Description of the task =
Copy all lines that contain the word "white".

Provided data =
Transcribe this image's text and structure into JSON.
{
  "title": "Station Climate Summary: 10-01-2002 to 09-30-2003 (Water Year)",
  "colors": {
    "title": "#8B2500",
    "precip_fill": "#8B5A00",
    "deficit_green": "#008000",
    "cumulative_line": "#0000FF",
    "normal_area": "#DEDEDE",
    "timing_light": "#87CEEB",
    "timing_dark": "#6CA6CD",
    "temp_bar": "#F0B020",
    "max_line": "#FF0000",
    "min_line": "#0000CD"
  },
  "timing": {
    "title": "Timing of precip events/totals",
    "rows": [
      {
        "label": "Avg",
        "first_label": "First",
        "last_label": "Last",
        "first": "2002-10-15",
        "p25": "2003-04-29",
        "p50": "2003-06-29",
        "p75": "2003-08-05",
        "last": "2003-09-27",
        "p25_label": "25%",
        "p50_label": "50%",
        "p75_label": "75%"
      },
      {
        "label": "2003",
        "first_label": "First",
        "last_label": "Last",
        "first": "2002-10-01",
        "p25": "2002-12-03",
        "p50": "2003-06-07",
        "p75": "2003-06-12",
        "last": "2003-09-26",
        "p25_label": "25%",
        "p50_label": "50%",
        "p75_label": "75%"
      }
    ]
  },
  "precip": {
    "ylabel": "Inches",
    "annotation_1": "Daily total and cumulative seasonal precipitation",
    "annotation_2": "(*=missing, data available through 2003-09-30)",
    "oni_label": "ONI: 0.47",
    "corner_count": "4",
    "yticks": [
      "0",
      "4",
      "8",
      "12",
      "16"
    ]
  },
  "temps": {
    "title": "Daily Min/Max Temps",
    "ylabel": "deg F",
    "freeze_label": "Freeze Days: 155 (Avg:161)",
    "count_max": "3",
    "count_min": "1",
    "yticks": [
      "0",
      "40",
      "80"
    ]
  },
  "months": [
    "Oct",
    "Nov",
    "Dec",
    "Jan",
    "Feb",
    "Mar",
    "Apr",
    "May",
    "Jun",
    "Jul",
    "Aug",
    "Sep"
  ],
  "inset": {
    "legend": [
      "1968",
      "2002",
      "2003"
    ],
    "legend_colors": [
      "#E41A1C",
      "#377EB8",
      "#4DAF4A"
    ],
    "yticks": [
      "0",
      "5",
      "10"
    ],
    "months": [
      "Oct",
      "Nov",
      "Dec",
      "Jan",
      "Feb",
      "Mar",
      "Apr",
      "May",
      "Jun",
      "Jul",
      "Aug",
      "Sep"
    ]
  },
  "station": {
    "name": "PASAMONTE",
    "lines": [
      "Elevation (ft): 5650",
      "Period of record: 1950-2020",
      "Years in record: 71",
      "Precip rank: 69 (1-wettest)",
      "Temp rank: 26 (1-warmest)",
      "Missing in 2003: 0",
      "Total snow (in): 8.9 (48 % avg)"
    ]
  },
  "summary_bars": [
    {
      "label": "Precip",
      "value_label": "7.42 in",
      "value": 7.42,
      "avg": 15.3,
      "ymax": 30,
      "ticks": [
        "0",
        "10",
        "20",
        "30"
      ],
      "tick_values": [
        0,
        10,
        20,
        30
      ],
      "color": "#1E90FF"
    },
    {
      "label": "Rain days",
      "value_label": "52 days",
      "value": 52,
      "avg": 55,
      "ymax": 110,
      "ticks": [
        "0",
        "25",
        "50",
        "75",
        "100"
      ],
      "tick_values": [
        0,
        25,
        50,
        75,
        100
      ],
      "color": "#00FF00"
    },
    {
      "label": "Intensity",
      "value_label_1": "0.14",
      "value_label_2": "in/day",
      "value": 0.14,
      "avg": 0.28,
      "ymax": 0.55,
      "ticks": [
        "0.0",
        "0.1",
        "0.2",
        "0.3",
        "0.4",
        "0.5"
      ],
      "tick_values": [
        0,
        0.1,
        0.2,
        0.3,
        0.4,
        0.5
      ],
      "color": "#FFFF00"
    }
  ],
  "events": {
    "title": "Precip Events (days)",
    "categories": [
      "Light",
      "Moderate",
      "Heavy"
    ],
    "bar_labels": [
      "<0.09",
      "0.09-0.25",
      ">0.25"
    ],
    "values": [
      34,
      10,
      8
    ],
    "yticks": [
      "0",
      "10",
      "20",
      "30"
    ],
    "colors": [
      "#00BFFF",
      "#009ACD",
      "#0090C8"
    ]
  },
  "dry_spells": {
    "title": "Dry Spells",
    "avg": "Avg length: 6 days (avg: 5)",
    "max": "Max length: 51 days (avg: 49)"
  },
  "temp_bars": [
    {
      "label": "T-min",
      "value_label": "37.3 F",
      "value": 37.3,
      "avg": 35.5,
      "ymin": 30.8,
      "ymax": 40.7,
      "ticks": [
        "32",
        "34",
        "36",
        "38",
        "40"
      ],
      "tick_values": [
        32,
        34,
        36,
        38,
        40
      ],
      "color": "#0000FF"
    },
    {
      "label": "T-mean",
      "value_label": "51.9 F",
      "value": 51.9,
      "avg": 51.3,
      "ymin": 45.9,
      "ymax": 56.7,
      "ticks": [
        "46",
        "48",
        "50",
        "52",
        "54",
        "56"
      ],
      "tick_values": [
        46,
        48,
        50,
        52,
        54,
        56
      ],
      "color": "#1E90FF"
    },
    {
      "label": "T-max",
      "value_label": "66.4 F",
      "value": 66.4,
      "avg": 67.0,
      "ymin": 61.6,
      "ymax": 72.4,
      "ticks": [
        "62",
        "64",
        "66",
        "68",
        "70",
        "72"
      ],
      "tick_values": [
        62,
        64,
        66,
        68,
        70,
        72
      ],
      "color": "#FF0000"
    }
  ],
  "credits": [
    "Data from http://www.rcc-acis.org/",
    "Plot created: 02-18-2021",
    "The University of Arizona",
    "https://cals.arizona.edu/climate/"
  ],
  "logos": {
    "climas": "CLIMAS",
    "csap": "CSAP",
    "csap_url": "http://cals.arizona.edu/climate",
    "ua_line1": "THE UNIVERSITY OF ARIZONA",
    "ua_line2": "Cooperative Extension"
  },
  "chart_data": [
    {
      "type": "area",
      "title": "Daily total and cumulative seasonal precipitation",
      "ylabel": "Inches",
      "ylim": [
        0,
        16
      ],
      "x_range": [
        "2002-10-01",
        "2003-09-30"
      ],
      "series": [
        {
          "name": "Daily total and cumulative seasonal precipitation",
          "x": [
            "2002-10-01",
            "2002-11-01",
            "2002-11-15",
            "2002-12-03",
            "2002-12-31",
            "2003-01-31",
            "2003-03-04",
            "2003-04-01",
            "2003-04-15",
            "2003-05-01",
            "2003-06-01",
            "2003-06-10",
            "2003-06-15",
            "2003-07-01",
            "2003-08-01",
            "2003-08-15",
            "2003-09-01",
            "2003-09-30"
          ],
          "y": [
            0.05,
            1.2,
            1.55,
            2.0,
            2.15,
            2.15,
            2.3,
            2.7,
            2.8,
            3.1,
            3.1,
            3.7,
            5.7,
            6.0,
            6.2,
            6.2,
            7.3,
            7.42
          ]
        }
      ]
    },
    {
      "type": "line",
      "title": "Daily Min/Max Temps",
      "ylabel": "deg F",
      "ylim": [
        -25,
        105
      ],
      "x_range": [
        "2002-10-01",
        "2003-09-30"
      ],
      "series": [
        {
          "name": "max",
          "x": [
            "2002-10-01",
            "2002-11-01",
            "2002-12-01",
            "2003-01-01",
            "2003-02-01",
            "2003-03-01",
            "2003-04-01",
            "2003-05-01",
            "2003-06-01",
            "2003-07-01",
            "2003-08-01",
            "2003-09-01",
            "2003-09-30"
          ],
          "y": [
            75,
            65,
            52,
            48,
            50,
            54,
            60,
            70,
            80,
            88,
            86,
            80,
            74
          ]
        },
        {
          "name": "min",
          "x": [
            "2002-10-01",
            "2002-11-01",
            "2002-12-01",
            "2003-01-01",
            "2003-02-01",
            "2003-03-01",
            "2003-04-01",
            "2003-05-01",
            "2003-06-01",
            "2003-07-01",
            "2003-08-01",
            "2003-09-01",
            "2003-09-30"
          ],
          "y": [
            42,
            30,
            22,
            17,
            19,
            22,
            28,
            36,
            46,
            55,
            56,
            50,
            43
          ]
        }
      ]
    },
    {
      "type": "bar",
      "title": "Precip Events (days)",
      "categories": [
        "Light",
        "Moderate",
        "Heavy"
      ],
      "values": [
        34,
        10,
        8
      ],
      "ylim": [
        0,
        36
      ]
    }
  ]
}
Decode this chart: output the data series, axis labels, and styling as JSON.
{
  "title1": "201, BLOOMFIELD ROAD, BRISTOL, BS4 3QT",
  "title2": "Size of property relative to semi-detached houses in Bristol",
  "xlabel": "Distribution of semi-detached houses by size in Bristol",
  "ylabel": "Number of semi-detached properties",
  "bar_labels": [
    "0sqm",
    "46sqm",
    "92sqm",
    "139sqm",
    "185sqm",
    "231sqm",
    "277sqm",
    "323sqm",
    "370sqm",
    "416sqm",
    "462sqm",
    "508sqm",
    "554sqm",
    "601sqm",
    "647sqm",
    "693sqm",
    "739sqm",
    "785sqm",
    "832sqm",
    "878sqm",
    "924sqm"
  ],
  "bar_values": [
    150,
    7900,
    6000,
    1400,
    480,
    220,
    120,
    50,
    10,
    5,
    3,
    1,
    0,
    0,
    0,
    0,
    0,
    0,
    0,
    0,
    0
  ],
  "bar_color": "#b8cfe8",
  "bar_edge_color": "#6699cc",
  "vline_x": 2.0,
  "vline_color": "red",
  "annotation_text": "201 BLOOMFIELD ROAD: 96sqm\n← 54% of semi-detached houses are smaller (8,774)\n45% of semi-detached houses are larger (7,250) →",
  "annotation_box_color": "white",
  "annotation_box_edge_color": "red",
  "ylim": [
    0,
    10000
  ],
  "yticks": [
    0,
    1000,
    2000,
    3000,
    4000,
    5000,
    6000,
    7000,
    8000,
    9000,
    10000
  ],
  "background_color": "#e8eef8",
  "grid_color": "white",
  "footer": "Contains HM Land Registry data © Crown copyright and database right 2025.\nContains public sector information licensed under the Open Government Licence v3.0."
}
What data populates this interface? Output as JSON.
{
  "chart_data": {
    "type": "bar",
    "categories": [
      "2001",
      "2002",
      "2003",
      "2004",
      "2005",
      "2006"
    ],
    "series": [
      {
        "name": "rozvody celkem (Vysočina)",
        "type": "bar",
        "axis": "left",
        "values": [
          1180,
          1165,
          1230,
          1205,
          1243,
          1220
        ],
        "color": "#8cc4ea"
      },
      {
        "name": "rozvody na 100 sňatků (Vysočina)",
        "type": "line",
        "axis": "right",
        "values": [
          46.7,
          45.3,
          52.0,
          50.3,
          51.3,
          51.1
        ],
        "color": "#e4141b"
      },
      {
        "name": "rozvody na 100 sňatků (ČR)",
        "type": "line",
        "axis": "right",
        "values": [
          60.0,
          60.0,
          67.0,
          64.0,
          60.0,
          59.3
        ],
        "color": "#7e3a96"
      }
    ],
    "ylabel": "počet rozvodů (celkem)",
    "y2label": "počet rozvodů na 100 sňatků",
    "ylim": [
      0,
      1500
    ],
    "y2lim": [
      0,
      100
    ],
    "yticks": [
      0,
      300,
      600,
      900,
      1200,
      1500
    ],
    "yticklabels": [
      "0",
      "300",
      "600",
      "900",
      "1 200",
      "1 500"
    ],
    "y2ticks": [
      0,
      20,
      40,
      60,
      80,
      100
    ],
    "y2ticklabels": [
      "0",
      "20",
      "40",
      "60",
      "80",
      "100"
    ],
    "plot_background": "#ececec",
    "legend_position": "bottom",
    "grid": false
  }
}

Answer to this problem =
  "annotation_box_color": "white",
  "grid_color": "white",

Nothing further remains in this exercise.